** begin **

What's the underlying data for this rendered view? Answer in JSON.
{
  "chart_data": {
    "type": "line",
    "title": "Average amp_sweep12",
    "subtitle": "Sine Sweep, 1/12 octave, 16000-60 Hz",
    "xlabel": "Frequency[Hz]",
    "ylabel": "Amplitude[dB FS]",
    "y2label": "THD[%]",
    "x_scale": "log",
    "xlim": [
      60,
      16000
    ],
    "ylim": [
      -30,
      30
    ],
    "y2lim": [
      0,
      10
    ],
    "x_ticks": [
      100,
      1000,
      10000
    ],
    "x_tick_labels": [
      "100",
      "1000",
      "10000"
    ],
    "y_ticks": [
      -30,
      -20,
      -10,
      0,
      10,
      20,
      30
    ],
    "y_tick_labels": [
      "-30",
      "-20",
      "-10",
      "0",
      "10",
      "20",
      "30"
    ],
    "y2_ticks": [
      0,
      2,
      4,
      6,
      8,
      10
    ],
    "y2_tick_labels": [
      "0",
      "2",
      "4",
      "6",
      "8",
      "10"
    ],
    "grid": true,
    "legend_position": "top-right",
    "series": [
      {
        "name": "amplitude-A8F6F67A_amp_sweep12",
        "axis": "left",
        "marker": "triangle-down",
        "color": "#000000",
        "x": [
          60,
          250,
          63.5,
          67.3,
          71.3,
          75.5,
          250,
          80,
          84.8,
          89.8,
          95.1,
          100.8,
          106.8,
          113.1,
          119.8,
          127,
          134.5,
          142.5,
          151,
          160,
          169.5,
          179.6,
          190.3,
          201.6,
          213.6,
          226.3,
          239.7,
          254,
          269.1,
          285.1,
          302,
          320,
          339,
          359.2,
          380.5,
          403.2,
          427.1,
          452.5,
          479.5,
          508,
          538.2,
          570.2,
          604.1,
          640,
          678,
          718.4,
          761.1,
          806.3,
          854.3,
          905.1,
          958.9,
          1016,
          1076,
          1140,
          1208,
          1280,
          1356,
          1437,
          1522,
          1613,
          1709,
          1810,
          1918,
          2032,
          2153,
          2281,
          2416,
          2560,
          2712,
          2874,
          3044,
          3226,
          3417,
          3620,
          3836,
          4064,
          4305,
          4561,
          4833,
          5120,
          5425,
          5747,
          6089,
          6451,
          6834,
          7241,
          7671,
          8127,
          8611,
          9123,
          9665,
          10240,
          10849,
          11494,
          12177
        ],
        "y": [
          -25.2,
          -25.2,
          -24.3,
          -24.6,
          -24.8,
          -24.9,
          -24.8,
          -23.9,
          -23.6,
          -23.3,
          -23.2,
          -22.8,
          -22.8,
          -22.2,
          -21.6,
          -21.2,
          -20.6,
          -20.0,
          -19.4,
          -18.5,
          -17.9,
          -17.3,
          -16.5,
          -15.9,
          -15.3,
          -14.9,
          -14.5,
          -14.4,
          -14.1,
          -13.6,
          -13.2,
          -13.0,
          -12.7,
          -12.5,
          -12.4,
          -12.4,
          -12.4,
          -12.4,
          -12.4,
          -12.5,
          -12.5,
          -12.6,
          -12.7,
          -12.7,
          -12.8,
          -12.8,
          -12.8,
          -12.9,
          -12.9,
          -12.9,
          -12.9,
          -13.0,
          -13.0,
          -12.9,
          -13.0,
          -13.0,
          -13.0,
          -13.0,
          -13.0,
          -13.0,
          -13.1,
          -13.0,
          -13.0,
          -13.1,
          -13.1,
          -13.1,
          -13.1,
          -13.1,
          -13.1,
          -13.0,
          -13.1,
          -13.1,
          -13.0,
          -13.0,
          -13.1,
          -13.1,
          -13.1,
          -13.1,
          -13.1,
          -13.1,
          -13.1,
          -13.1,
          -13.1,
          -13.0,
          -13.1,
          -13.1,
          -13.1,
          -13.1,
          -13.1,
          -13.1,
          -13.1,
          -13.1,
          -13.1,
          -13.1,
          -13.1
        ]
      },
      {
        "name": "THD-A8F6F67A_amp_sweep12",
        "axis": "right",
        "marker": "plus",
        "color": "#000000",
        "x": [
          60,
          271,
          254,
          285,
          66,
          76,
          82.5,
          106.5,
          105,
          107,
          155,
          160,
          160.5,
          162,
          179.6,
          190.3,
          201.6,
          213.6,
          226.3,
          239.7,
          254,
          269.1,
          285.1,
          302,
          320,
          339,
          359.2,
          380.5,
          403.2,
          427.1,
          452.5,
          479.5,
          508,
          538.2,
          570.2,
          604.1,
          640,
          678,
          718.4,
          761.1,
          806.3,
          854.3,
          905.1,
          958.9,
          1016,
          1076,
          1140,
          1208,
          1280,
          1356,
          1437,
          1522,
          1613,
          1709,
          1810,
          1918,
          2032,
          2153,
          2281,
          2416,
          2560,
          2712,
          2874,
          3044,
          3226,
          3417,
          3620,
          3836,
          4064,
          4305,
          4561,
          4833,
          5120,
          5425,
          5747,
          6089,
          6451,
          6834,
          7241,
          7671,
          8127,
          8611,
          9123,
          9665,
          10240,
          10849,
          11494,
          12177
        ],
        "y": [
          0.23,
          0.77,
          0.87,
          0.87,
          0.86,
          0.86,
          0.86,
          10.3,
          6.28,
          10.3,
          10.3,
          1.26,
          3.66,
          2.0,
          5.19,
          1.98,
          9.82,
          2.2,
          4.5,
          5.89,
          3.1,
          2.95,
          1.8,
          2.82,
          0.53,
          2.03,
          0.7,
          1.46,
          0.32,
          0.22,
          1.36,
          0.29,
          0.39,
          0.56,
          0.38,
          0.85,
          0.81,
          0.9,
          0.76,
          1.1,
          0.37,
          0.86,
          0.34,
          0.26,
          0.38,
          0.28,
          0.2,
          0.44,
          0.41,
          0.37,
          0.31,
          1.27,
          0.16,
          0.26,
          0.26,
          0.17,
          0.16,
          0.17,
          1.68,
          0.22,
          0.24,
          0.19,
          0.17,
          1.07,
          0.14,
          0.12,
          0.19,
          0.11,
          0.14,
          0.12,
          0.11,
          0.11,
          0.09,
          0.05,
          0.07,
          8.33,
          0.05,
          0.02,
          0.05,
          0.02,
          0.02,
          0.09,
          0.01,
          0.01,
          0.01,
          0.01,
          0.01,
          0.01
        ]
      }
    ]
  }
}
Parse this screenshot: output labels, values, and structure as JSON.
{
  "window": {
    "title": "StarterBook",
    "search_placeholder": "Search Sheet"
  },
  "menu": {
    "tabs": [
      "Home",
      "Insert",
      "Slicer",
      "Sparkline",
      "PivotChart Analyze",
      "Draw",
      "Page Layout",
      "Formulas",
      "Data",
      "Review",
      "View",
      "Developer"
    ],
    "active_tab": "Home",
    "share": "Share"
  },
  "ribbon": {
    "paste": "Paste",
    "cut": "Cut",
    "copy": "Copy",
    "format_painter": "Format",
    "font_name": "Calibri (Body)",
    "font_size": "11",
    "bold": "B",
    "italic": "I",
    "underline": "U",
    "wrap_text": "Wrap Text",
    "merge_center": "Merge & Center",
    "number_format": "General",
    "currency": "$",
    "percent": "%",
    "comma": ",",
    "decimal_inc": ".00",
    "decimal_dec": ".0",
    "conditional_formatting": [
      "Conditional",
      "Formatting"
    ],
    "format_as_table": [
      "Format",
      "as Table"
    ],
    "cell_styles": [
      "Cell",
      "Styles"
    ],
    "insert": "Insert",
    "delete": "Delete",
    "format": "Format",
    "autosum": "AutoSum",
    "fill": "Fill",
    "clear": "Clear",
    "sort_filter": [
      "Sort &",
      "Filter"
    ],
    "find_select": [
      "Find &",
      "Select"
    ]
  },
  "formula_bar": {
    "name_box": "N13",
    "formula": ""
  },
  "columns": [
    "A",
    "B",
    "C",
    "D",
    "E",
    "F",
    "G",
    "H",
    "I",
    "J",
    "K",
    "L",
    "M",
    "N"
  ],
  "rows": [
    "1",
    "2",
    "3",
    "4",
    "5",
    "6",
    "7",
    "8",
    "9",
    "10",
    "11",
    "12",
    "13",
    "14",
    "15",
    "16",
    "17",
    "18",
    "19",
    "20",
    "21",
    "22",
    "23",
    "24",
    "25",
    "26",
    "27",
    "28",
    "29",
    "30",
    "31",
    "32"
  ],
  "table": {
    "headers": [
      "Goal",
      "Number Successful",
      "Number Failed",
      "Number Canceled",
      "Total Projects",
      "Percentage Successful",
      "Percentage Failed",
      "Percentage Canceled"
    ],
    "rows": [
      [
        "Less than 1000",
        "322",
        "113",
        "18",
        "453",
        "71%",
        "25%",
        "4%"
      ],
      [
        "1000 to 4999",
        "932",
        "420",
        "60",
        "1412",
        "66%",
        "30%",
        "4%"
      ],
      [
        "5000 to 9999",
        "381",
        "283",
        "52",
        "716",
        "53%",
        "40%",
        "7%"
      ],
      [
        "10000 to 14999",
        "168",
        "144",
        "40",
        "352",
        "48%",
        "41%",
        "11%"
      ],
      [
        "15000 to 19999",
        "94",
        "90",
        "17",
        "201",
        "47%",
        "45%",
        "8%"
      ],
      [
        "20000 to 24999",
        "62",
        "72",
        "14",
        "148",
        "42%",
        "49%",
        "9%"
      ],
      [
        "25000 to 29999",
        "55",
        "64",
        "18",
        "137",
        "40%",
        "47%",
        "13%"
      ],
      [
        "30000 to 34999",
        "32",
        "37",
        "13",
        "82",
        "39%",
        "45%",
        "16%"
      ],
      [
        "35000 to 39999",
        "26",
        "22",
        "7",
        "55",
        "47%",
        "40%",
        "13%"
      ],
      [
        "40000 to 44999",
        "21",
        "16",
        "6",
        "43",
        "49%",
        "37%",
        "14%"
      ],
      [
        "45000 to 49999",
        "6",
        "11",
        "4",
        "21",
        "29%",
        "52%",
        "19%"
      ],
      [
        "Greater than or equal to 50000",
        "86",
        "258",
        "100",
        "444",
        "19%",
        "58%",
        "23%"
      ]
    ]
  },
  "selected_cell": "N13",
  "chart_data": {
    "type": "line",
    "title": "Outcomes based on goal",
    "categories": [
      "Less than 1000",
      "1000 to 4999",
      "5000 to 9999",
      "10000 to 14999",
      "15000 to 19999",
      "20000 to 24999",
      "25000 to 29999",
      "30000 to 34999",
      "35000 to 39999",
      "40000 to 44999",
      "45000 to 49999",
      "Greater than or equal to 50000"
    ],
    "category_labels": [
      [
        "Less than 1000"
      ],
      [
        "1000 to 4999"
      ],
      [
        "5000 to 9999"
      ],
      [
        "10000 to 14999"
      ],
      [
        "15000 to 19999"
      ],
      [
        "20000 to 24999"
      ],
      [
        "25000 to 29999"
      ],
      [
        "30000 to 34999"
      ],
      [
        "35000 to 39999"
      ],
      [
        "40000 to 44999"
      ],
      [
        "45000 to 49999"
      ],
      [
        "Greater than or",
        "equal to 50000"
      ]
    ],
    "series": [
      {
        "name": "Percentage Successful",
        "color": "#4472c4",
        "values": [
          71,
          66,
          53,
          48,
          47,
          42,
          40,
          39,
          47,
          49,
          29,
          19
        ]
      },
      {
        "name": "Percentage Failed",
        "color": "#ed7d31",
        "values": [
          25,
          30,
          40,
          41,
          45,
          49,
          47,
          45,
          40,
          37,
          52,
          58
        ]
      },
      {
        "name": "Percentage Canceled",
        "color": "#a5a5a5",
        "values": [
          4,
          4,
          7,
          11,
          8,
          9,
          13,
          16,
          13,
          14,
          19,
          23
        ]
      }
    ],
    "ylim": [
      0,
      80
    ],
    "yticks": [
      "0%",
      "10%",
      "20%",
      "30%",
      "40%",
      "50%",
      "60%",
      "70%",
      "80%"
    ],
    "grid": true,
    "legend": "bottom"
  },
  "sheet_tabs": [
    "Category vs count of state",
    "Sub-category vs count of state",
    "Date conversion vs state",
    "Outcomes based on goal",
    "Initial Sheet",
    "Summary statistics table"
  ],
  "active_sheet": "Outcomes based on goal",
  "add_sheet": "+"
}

** end **

_WHAT THE TASK REQUIRES_. Pull out each line containing the word "count" and copy it.

_ANSWER_.
    "Category vs count of state",
    "Sub-category vs count of state",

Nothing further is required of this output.